> **PROBLEM TO WORK ON**
All lines from the one with "Serialize everything readable" to the end need to be copied exactly, with nothing before them.

Start of DATA SECTION

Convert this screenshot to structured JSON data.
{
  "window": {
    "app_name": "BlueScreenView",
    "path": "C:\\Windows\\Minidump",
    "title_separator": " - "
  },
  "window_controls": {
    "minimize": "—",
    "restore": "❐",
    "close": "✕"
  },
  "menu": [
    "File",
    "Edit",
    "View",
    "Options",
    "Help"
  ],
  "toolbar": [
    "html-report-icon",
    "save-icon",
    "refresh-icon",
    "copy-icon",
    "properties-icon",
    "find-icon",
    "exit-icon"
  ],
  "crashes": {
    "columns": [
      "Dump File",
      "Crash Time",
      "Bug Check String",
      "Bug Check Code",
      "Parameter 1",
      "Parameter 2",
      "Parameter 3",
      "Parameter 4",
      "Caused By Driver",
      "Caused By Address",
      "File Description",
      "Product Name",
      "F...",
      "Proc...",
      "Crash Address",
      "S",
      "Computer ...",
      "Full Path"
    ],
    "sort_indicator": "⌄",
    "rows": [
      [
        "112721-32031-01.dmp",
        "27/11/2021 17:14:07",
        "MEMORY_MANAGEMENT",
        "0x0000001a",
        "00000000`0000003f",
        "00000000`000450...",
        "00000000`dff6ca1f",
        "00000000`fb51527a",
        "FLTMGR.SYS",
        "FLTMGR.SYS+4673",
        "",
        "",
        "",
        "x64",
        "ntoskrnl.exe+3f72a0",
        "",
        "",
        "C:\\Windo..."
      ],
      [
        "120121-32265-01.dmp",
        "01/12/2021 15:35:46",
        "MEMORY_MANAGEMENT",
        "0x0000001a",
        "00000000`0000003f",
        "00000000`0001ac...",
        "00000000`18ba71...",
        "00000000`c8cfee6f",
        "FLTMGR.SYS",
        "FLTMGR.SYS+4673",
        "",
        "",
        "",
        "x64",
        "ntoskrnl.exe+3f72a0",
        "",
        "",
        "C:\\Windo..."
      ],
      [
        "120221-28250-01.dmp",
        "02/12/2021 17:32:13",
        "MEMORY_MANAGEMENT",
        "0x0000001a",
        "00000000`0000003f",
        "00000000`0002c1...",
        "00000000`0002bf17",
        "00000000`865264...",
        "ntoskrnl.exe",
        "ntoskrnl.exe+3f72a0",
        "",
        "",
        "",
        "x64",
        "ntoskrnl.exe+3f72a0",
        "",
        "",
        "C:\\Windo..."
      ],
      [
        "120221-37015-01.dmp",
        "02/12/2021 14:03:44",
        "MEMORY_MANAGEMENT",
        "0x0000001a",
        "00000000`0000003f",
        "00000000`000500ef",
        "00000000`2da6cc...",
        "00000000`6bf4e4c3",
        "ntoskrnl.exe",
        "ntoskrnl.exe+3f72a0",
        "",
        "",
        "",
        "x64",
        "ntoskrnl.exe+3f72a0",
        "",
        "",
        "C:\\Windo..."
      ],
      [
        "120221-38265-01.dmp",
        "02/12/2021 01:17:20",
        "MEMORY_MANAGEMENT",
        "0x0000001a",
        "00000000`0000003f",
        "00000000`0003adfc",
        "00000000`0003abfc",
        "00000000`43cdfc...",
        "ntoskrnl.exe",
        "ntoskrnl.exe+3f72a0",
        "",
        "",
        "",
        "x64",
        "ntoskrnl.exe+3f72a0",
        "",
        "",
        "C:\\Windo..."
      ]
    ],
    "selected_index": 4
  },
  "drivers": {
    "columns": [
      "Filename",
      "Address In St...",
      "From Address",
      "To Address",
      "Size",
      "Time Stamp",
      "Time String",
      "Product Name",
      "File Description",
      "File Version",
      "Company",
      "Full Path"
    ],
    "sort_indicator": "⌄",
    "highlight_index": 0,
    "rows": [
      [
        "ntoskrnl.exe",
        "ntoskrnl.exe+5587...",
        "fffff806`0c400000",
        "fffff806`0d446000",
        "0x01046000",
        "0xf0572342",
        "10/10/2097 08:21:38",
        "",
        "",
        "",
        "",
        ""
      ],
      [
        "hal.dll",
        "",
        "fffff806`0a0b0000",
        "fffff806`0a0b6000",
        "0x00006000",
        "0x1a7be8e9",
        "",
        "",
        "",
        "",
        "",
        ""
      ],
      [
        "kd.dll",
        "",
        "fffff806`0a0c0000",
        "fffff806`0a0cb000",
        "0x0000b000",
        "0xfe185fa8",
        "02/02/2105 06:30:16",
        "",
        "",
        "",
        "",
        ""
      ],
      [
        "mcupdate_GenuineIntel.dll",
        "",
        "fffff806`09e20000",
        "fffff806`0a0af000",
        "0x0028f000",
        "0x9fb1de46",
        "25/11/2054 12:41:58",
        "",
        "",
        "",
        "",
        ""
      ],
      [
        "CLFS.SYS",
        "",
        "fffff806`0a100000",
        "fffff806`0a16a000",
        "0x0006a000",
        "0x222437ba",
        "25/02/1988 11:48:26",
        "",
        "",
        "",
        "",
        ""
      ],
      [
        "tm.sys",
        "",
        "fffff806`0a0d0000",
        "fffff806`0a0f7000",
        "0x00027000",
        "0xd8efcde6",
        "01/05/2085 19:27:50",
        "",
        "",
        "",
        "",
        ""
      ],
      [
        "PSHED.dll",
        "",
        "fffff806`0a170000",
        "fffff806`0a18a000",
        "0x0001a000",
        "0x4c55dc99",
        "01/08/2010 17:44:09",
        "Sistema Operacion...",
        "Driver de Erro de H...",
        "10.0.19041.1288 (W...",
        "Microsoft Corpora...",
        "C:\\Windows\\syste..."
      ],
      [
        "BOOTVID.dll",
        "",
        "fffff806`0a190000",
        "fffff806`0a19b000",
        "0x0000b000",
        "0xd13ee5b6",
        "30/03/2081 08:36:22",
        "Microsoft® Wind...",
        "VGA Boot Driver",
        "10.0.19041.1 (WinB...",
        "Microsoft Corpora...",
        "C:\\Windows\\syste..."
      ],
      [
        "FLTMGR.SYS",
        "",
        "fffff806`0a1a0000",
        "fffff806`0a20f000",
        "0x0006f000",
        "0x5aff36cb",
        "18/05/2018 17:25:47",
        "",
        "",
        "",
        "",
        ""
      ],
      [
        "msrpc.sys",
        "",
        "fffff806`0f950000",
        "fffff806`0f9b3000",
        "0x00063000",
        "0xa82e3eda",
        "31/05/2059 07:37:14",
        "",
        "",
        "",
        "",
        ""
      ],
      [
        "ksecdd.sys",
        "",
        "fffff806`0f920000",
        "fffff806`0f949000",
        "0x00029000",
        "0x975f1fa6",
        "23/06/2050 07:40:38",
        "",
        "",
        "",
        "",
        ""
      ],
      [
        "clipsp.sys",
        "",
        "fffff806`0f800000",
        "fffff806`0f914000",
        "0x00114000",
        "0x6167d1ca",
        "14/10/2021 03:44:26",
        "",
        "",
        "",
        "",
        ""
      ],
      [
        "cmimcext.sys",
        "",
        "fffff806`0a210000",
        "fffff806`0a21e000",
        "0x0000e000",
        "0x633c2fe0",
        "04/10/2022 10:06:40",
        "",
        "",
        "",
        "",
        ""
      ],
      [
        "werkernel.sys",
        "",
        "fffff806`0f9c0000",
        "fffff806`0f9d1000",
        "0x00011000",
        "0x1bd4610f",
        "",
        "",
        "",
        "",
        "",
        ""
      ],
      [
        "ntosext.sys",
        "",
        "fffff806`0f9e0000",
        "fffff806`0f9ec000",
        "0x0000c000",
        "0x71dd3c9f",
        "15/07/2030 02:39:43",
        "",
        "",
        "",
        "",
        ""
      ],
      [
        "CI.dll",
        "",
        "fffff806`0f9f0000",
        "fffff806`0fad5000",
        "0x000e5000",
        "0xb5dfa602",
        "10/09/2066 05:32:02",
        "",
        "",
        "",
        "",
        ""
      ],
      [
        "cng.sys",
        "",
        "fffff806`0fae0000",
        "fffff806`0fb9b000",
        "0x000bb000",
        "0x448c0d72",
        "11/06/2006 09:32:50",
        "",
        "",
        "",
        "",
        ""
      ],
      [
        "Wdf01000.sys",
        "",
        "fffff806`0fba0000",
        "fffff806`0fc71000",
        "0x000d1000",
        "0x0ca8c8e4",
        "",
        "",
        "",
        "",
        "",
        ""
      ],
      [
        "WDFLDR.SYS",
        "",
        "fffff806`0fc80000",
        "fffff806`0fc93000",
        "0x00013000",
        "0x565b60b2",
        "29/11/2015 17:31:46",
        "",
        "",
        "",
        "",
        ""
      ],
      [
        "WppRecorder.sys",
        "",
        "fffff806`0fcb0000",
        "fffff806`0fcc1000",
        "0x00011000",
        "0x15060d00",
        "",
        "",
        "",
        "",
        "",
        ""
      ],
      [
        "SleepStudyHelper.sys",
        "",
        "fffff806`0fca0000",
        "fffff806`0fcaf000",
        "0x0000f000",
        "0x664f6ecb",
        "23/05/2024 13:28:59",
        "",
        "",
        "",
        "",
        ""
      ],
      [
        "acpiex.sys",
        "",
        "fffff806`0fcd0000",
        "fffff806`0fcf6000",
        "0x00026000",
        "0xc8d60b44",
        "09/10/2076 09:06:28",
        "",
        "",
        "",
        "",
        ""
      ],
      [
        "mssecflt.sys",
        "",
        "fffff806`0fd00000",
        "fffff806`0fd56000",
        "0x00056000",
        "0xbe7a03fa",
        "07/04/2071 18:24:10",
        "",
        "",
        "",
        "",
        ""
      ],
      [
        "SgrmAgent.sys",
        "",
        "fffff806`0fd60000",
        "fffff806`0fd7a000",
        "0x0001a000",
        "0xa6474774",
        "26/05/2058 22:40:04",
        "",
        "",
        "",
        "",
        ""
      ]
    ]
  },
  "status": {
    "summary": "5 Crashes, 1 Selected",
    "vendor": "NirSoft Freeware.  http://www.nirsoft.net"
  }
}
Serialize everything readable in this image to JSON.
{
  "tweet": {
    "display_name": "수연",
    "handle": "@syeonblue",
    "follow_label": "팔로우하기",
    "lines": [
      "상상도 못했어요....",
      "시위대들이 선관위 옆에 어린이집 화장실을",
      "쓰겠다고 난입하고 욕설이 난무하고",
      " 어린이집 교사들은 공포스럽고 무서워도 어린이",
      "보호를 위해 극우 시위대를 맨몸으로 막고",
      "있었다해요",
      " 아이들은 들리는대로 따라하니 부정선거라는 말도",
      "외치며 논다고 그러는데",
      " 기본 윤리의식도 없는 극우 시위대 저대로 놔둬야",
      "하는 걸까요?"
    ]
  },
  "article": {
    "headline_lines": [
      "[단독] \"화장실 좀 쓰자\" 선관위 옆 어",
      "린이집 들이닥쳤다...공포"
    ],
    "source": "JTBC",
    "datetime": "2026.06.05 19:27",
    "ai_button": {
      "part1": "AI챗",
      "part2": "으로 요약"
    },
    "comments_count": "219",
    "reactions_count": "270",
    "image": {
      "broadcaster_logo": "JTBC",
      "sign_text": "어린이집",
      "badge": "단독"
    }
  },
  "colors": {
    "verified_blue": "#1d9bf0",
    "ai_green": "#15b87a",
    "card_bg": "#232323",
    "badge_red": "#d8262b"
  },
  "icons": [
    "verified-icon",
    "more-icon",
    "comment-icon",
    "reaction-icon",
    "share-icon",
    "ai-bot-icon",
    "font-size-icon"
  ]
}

End of DATA SECTION

> **WRITTEN SOLUTION**
Serialize everything readable in this image to JSON.
{
  "tweet": {
    "display_name": "수연",
    "handle": "@syeonblue",
    "follow_label": "팔로우하기",
    "lines": [
      "상상도 못했어요....",
      "시위대들이 선관위 옆에 어린이집 화장실을",
      "쓰겠다고 난입하고 욕설이 난무하고",
      " 어린이집 교사들은 공포스럽고 무서워도 어린이",
      "보호를 위해 극우 시위대를 맨몸으로 막고",
      "있었다해요",
      " 아이들은 들리는대로 따라하니 부정선거라는 말도",
      "외치며 논다고 그러는데",
      " 기본 윤리의식도 없는 극우 시위대 저대로 놔둬야",
      "하는 걸까요?"
    ]
  },
  "article": {
    "headline_lines": [
      "[단독] \"화장실 좀 쓰자\" 선관위 옆 어",
      "린이집 들이닥쳤다...공포"
    ],
    "source": "JTBC",
    "datetime": "2026.06.05 19:27",
    "ai_button": {
      "part1": "AI챗",
      "part2": "으로 요약"
    },
    "comments_count": "219",
    "reactions_count": "270",
    "image": {
      "broadcaster_logo": "JTBC",
      "sign_text": "어린이집",
      "badge": "단독"
    }
  },
  "colors": {
    "verified_blue": "#1d9bf0",
    "ai_green": "#15b87a",
    "card_bg": "#232323",
    "badge_red": "#d8262b"
  },
  "icons": [
    "verified-icon",
    "more-icon",
    "comment-icon",
    "reaction-icon",
    "share-icon",
    "ai-bot-icon",
    "font-size-icon"
  ]
}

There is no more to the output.